===== QUOTED PASSAGE

Ex parte Booth
Decision Date | 09 February 1916 |
Docket Number | 2215. |
Citation | 154 P. 933,39 Nev. 183 |
Parties | EX PARTE BOOTH. |
Court | Nevada Supreme Court |
Original application by W. W. Booth for a writ of habeas corpus. Writ denied.
Milton Detch, of Goldfield, and Platt & Sanford, of Carson City, for petitioner.
Geo. B Thatcher, Atty. Gen., and J. A. Sanders, Dist. Atty., of Tonopah, for respondent.
This is an original proceeding in habeas corpus presenting but one question, to wit, the jurisdiction of the court below to render the particular judgment upon which petitioner was sentenced to be confined in the county jail of Nye county.
Petitioner was proceeded against for the crime of libel under the provisions of section 163 of the Crimes and Punishments Act (Rev. Laws, § 6428), Stats. 1915, p. 423. So much of the section as involves the question presented in this proceeding reads:
The trial resulted in a verdict of the jury in the following form:
"We, the jury in the above-entitled cause, find the defendant, W. W. Booth, guilty of a gross misdemeanor."
Judgment was entered upon the verdict, reciting, among other matters, that the verdict of the jury found the defendant "guilty of a gross misdemeanor, to wit, libel as charged in said information."
No attack is made upon the form of the judgment. It is the contention of counsel for petitioner that the judgment is not responsive to the verdict; that the verdict upon its face shows that defendant was not convicted of an offense embraced in the charge alleged in the information, and hence the court was without jurisdiction to enter judgment thereon.

==========
===== EXTRACTED MATERIAL

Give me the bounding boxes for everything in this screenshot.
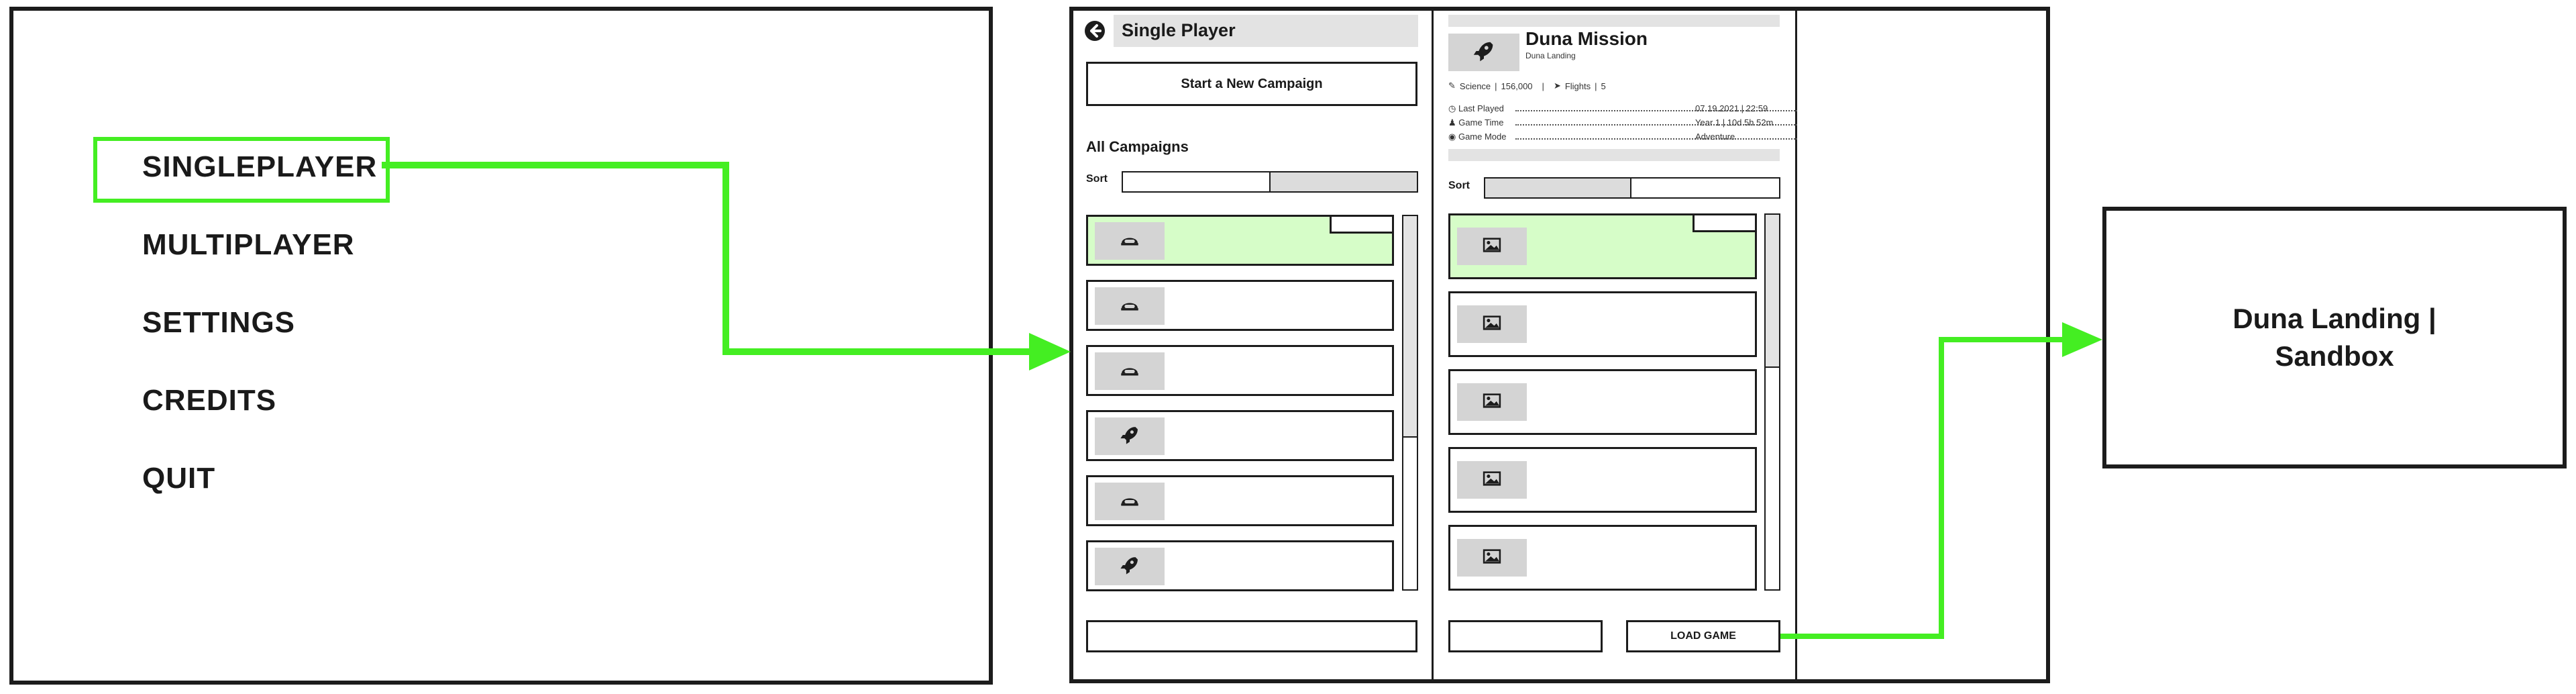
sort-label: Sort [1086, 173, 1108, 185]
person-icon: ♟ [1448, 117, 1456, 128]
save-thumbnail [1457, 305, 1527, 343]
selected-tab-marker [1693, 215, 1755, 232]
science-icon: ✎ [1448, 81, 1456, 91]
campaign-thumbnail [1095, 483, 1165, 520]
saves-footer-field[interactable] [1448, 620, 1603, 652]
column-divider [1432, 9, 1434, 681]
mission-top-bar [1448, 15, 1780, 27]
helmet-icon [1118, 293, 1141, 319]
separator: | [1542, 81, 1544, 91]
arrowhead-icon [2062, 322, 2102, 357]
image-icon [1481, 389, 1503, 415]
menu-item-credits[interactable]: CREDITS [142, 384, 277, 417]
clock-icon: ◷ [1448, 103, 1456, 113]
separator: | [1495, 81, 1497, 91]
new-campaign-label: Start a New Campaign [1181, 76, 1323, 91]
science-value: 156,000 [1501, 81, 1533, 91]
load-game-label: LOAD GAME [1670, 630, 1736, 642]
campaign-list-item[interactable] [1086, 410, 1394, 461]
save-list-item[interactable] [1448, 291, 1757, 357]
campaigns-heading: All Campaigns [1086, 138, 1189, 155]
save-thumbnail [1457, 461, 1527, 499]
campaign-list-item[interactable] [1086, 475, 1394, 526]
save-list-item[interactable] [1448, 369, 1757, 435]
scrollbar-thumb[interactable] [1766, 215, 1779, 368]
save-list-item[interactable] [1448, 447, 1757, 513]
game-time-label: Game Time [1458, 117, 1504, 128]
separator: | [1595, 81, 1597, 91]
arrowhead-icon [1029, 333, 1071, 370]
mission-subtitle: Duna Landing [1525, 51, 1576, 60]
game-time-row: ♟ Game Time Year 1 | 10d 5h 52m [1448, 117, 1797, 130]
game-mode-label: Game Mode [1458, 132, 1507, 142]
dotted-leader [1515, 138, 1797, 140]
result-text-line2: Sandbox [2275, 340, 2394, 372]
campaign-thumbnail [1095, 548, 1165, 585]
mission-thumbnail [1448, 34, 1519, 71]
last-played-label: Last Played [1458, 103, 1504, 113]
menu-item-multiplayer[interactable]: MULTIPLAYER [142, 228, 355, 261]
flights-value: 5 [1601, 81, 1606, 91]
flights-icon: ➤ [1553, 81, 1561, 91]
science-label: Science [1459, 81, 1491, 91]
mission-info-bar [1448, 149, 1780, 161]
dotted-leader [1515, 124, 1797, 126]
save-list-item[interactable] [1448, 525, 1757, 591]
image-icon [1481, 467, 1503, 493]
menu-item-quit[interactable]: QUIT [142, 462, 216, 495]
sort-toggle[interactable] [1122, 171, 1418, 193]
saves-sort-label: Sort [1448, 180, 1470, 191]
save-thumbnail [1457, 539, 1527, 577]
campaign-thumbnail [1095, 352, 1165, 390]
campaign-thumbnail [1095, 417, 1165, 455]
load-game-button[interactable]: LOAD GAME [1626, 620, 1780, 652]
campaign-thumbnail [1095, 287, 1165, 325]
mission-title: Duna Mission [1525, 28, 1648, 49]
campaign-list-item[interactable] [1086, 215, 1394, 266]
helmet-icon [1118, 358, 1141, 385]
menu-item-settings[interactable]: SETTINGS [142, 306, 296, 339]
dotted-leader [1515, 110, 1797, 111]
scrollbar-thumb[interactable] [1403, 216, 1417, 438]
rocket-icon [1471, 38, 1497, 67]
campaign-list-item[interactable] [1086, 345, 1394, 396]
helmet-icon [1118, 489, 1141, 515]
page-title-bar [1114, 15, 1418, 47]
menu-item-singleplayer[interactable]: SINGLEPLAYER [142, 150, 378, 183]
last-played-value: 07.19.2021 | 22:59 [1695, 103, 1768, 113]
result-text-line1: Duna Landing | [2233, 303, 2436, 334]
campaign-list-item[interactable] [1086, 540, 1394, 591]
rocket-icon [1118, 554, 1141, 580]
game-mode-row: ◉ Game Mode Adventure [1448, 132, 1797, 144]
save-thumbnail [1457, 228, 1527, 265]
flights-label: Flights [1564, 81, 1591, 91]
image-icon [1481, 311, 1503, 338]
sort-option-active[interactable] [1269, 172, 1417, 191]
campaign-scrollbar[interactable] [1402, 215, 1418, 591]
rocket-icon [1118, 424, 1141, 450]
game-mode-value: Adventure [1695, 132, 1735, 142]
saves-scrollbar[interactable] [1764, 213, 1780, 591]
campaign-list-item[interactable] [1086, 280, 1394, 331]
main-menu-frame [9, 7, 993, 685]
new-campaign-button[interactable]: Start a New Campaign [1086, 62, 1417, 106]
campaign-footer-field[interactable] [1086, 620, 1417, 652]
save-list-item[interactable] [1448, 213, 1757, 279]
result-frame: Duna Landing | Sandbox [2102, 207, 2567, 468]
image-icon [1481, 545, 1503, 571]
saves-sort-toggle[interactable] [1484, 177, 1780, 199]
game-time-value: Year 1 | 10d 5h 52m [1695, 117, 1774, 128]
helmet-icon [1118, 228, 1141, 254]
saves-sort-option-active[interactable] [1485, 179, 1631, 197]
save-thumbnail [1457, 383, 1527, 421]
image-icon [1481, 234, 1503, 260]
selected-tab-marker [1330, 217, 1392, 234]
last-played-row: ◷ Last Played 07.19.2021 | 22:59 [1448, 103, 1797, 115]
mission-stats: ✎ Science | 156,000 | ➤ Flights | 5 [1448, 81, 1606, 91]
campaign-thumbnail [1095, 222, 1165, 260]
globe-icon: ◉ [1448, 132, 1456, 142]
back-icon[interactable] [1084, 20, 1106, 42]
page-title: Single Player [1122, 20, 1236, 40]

==========
===== EXTRACTED MATERIAL

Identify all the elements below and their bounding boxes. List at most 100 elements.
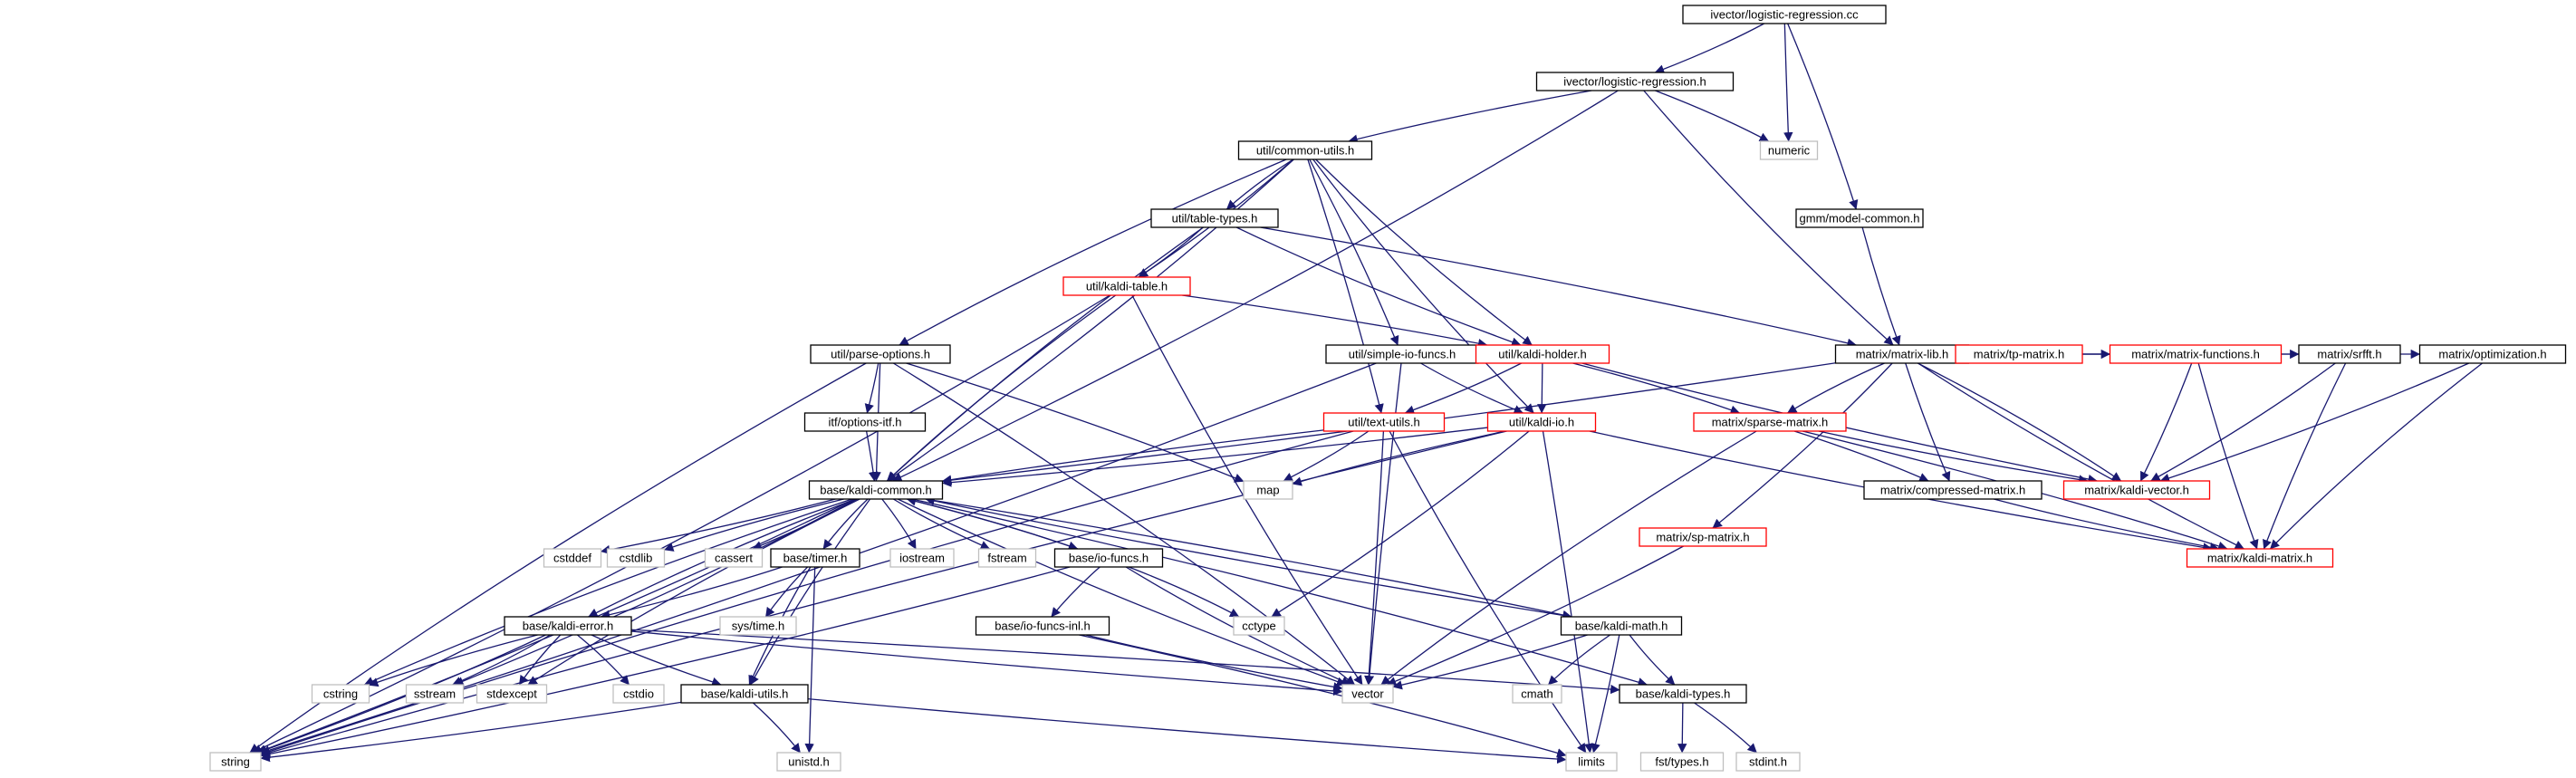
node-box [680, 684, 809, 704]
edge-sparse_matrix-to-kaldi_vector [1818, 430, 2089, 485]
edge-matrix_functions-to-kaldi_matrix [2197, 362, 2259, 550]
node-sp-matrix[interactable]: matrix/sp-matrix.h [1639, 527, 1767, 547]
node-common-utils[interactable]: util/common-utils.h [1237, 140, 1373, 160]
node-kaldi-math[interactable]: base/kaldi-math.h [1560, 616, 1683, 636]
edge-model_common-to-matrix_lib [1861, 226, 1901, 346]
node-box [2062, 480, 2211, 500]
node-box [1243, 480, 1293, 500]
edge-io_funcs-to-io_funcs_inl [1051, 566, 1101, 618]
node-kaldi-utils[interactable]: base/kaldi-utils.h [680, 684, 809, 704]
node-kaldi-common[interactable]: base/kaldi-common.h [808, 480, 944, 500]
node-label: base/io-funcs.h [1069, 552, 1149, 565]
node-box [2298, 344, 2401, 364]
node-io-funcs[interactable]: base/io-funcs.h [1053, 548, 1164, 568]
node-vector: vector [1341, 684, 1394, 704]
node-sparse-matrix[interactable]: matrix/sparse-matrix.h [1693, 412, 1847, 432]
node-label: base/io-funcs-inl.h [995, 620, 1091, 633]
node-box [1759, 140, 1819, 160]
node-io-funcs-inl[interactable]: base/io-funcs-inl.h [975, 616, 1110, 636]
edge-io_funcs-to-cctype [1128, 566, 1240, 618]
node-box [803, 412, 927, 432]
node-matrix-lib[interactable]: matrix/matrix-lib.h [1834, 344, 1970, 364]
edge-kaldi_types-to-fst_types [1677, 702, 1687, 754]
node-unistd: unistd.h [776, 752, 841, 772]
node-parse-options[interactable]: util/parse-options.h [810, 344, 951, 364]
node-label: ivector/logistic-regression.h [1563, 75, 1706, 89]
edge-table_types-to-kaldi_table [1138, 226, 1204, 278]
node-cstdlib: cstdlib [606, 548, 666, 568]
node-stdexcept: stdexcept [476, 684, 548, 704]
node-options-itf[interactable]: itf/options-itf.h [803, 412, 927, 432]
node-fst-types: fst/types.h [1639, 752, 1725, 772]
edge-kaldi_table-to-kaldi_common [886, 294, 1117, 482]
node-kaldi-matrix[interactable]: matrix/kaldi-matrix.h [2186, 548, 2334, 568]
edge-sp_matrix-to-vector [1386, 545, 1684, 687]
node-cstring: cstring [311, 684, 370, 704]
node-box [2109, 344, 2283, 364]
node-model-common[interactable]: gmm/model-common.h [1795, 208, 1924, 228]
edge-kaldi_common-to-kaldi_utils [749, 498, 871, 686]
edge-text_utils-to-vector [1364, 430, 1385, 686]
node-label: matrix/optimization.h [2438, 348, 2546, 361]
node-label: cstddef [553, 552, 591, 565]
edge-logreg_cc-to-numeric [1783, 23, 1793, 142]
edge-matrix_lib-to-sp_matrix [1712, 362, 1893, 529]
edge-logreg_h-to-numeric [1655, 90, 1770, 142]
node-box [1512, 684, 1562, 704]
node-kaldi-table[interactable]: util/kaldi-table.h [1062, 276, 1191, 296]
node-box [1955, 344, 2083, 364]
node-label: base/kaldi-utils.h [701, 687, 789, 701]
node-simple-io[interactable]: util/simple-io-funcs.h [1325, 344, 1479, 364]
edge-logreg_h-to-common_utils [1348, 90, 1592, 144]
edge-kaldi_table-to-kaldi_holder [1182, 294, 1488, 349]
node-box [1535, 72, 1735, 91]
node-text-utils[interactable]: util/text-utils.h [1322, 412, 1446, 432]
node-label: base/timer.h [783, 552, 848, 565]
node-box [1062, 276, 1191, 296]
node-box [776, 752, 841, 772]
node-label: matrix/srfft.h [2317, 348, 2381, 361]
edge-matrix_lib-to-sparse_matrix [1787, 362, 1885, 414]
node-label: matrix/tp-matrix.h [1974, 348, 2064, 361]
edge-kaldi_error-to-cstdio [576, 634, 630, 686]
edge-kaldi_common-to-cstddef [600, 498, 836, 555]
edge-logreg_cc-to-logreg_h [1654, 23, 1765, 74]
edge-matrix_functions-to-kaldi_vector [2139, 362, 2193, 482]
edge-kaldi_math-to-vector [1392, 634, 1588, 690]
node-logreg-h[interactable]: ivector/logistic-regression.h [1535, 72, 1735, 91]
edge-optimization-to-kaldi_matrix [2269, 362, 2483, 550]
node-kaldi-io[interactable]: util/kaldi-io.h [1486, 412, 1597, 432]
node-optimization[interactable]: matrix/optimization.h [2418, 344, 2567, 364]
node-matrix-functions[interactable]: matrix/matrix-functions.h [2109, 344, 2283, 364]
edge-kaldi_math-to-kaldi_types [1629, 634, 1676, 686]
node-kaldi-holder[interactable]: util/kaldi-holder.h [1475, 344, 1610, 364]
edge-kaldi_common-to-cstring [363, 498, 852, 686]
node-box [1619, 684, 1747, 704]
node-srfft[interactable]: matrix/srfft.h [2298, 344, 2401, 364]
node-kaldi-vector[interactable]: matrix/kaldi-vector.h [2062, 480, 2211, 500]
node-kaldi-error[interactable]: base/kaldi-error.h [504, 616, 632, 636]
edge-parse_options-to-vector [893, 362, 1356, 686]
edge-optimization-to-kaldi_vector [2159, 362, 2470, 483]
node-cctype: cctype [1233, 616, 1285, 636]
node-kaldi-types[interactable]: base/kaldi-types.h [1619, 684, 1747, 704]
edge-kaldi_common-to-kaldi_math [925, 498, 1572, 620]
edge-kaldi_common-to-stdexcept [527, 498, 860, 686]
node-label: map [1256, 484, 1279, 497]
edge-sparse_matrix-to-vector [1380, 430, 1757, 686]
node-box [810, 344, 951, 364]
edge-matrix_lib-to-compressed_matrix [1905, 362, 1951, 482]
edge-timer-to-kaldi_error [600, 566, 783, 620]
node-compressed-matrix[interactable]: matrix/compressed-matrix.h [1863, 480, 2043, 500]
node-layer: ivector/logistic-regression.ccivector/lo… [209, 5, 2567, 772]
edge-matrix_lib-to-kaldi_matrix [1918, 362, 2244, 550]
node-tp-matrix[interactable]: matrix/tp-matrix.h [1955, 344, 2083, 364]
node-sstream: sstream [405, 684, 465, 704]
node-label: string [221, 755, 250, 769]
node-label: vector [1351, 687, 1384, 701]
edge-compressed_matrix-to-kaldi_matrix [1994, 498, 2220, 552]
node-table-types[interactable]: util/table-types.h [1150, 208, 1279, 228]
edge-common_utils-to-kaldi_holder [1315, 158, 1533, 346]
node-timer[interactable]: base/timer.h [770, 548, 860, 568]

==========

INSTRUCTION 1
In the habeas corpus case, which county's jail was the petitioner sentenced to be confined in?
INSTRUCTION 2
Write the next part of the habeas corpus case, starting after its final sentence.

EXERCISE RESPONSE 1
The county jail of Nye county.

EXERCISE RESPONSE 2
It is the contention of counsel for respondent in this case that the section of our statute defining and punishing libel, by the provisions relating to punishments which may be imposed, subdivides libel into two grades or degrees, one of which is made a felony, and the other of which is made a gross misdemeanor; that it was within the province of the jury to determine the grade or degree of offense; and that the language of the verdict, when read in connection with the information and in the light of statutory provisions, was entirely proper.
It is a well-settled proposition of law that in a criminal case tried by jury the judgment must follow and be supported by the verdict; in other words, that if the verdict of the jury is not such as is determinative of the issues made by the plea of not guilty, it is a void verdict, and the court has no jurisdiction to enter judgment thereon. If a verdict of a jury finds a defendant guilty of an offense other than that charged in the indictment, it is clearly void, and a judgment based thereon is likewise void. The cases of Ex parte Dela, 25 Nev. 346, 60 P. 217, 83 Am. St. Rep. 603, Ex parte Harris, 8 Okl. Cr. 397, 128 P. 156, and Mai v. People, 224 Ill. 414, 79 N.E. 633, cited by counsel for petitioner, are based on this principle of law.
By section 366 of the Criminal Practice Act (Rev. Laws, § 7216) it is provided that:
"A verdict upon a plea of not guilty shall be either 'guilty' or 'not guilty,' which imports a conviction or acquittal of the offense charged in the indictment."
By section 368 (Rev. Laws, § 7218) it is provided:
"Whenever a crime is distinguished into degrees, the jury, if they convict the defendant, must find the degree of the crime of which he is guilty."
See, also, Rev. Laws, § 7244.
By section 371 (Rev. Laws, § 7221) it is, among other things, provided:
"If the jury render an informal verdict, the court may direct them to reconsider it, and it shall not be recorded until it is rendered in some form from which it can be clearly understood what the intent of the jury is."
By section 372 (Rev. Laws, § 7222) it is, among other things, provided:
"But no judgment of conviction can be given unless the jury find expressly against the defendant upon the issue."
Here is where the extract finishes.